→ Work required
Recast the lines below as a numbered list, leaving out any blank lines.

→ Data lines
________
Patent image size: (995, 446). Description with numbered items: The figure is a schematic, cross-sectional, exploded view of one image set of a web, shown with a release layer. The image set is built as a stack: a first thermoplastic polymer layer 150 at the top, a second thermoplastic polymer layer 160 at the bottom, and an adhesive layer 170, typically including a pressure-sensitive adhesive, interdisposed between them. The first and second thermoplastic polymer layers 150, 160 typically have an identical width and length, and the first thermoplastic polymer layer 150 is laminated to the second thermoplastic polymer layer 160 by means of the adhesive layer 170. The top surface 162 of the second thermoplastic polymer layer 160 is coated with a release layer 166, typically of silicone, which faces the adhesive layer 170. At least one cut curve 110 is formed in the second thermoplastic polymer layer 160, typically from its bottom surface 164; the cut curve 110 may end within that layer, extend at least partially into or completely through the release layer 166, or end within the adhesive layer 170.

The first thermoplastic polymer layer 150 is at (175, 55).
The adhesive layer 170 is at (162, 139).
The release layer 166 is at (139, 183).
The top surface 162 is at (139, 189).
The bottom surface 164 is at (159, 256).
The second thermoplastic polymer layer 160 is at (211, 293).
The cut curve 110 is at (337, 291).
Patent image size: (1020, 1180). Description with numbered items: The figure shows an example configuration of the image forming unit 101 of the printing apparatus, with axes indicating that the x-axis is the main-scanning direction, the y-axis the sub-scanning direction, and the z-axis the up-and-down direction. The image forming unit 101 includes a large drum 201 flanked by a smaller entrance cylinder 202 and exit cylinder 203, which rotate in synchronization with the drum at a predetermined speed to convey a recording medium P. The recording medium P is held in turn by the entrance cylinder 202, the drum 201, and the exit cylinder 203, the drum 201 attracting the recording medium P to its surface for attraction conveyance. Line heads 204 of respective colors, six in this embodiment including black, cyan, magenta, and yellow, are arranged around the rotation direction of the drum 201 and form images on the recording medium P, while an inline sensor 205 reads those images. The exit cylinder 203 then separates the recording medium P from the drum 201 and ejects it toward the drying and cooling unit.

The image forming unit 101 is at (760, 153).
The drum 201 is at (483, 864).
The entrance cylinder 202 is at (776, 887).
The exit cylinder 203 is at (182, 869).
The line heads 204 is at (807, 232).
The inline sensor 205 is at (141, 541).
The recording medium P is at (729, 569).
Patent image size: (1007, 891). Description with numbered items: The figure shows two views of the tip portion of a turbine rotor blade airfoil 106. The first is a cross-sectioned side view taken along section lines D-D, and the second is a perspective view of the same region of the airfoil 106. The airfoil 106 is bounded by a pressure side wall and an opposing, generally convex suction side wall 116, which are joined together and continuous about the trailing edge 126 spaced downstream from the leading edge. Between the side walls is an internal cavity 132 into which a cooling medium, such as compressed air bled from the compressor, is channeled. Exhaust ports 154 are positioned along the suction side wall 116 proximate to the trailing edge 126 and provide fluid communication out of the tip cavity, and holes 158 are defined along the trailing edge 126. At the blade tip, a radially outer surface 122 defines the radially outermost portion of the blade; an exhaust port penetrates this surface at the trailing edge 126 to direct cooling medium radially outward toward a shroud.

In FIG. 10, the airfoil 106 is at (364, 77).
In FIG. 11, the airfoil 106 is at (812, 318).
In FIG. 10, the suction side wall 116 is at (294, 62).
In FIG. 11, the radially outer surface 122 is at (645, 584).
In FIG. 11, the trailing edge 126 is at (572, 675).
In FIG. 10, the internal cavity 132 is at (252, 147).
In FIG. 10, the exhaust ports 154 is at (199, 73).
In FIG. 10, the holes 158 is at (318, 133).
________
→ Exercise solution
1. Patent image size: (995, 446). Description with numbered items: The figure is a schematic, cross-sectional, exploded view of one image set of a web, shown with a release layer. The image set is built as a stack: a first thermoplastic polymer layer 150 at the top, a second thermoplastic polymer layer 160 at the bottom, and an adhesive layer 170, typically including a pressure-sensitive adhesive, interdisposed between them. The first and second thermoplastic polymer layers 150, 160 typically have an identical width and length, and the first thermoplastic polymer layer 150 is laminated to the second thermoplastic polymer layer 160 by means of the adhesive layer 170. The top surface 162 of the second thermoplastic polymer layer 160 is coated with a release layer 166, typically of silicone, which faces the adhesive layer 170. At least one cut curve 110 is formed in the second thermoplastic polymer layer 160, typically from its bottom surface 164; the cut curve 110 may end within that layer, extend at least partially into or completely through the release layer 166, or end within the adhesive layer 170.
2. The first thermoplastic polymer layer 150 is at (175, 55).
3. The adhesive layer 170 is at (162, 139).
4. The release layer 166 is at (139, 183).
5. The top surface 162 is at (139, 189).
6. The bottom surface 164 is at (159, 256).
7. The second thermoplastic polymer layer 160 is at (211, 293).
8. The cut curve 110 is at (337, 291).
9. Patent image size: (1020, 1180). Description with numbered items: The figure shows an example configuration of the image forming unit 101 of the printing apparatus, with axes indicating that the x-axis is the main-scanning direction, the y-axis the sub-scanning direction, and the z-axis the up-and-down direction. The image forming unit 101 includes a large drum 201 flanked by a smaller entrance cylinder 202 and exit cylinder 203, which rotate in synchronization with the drum at a predetermined speed to convey a recording medium P. The recording medium P is held in turn by the entrance cylinder 202, the drum 201, and the exit cylinder 203, the drum 201 attracting the recording medium P to its surface for attraction conveyance. Line heads 204 of respective colors, six in this embodiment including black, cyan, magenta, and yellow, are arranged around the rotation direction of the drum 201 and form images on the recording medium P, while an inline sensor 205 reads those images. The exit cylinder 203 then separates the recording medium P from the drum 201 and ejects it toward the drying and cooling unit.
10. The image forming unit 101 is at (760, 153).
11. The drum 201 is at (483, 864).
12. The entrance cylinder 202 is at (776, 887).
13. The exit cylinder 203 is at (182, 869).
14. The line heads 204 is at (807, 232).
15. The inline sensor 205 is at (141, 541).
16. The recording medium P is at (729, 569).
17. Patent image size: (1007, 891). Description with numbered items: The figure shows two views of the tip portion of a turbine rotor blade airfoil 106. The first is a cross-sectioned side view taken along section lines D-D, and the second is a perspective view of the same region of the airfoil 106. The airfoil 106 is bounded by a pressure side wall and an opposing, generally convex suction side wall 116, which are joined together and continuous about the trailing edge 126 spaced downstream from the leading edge. Between the side walls is an internal cavity 132 into which a cooling medium, such as compressed air bled from the compressor, is channeled. Exhaust ports 154 are positioned along the suction side wall 116 proximate to the trailing edge 126 and provide fluid communication out of the tip cavity, and holes 158 are defined along the trailing edge 126. At the blade tip, a radially outer surface 122 defines the radially outermost portion of the blade; an exhaust port penetrates this surface at the trailing edge 126 to direct cooling medium radially outward toward a shroud.
18. In FIG. 10, the airfoil 106 is at (364, 77).
19. In FIG. 11, the airfoil 106 is at (812, 318).
20. In FIG. 10, the suction side wall 116 is at (294, 62).
21. In FIG. 11, the radially outer surface 122 is at (645, 584).
22. In FIG. 11, the trailing edge 126 is at (572, 675).
23. In FIG. 10, the internal cavity 132 is at (252, 147).
24. In FIG. 10, the exhaust ports 154 is at (199, 73).
25. In FIG. 10, the holes 158 is at (318, 133).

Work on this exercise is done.